--- start Given information ---

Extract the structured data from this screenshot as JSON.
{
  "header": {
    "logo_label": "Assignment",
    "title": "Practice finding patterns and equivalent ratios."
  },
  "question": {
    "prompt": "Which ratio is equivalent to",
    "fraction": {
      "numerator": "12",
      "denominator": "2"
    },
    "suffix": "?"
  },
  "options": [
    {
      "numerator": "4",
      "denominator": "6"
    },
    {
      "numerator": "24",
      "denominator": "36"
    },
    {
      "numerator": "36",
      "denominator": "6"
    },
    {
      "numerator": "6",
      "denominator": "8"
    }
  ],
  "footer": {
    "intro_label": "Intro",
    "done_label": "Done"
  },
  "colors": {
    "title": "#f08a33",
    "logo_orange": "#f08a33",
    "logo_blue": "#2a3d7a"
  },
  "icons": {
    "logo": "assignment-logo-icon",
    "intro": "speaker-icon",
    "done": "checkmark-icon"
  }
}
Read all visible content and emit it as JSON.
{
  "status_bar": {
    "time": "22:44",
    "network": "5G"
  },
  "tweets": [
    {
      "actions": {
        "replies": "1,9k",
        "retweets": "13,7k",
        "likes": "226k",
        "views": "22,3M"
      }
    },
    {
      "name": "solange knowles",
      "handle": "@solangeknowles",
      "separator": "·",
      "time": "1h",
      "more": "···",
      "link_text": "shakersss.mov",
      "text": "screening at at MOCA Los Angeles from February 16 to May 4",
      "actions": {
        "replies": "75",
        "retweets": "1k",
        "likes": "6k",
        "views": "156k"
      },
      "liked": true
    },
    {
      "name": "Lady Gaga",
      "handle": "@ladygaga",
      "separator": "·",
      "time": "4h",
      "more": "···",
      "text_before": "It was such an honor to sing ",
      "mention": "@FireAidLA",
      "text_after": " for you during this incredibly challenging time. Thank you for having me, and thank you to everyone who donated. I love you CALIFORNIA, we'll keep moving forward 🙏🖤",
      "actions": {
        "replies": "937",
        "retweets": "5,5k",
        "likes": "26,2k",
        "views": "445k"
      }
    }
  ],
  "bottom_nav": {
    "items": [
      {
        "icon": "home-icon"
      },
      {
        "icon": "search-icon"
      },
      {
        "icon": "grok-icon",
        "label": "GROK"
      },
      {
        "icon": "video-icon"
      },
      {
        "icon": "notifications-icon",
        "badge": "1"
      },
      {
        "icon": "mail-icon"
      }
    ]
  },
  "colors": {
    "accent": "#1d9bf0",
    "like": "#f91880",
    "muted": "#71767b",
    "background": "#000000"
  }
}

--- end Given information ---

Exercise
Using the data above, reproduce every line exactly.

The output
Extract the structured data from this screenshot as JSON.
{
  "header": {
    "logo_label": "Assignment",
    "title": "Practice finding patterns and equivalent ratios."
  },
  "question": {
    "prompt": "Which ratio is equivalent to",
    "fraction": {
      "numerator": "12",
      "denominator": "2"
    },
    "suffix": "?"
  },
  "options": [
    {
      "numerator": "4",
      "denominator": "6"
    },
    {
      "numerator": "24",
      "denominator": "36"
    },
    {
      "numerator": "36",
      "denominator": "6"
    },
    {
      "numerator": "6",
      "denominator": "8"
    }
  ],
  "footer": {
    "intro_label": "Intro",
    "done_label": "Done"
  },
  "colors": {
    "title": "#f08a33",
    "logo_orange": "#f08a33",
    "logo_blue": "#2a3d7a"
  },
  "icons": {
    "logo": "assignment-logo-icon",
    "intro": "speaker-icon",
    "done": "checkmark-icon"
  }
}
Read all visible content and emit it as JSON.
{
  "status_bar": {
    "time": "22:44",
    "network": "5G"
  },
  "tweets": [
    {
      "actions": {
        "replies": "1,9k",
        "retweets": "13,7k",
        "likes": "226k",
        "views": "22,3M"
      }
    },
    {
      "name": "solange knowles",
      "handle": "@solangeknowles",
      "separator": "·",
      "time": "1h",
      "more": "···",
      "link_text": "shakersss.mov",
      "text": "screening at at MOCA Los Angeles from February 16 to May 4",
      "actions": {
        "replies": "75",
        "retweets": "1k",
        "likes": "6k",
        "views": "156k"
      },
      "liked": true
    },
    {
      "name": "Lady Gaga",
      "handle": "@ladygaga",
      "separator": "·",
      "time": "4h",
      "more": "···",
      "text_before": "It was such an honor to sing ",
      "mention": "@FireAidLA",
      "text_after": " for you during this incredibly challenging time. Thank you for having me, and thank you to everyone who donated. I love you CALIFORNIA, we'll keep moving forward 🙏🖤",
      "actions": {
        "replies": "937",
        "retweets": "5,5k",
        "likes": "26,2k",
        "views": "445k"
      }
    }
  ],
  "bottom_nav": {
    "items": [
      {
        "icon": "home-icon"
      },
      {
        "icon": "search-icon"
      },
      {
        "icon": "grok-icon",
        "label": "GROK"
      },
      {
        "icon": "video-icon"
      },
      {
        "icon": "notifications-icon",
        "badge": "1"
      },
      {
        "icon": "mail-icon"
      }
    ]
  },
  "colors": {
    "accent": "#1d9bf0",
    "like": "#f91880",
    "muted": "#71767b",
    "background": "#000000"
  }
}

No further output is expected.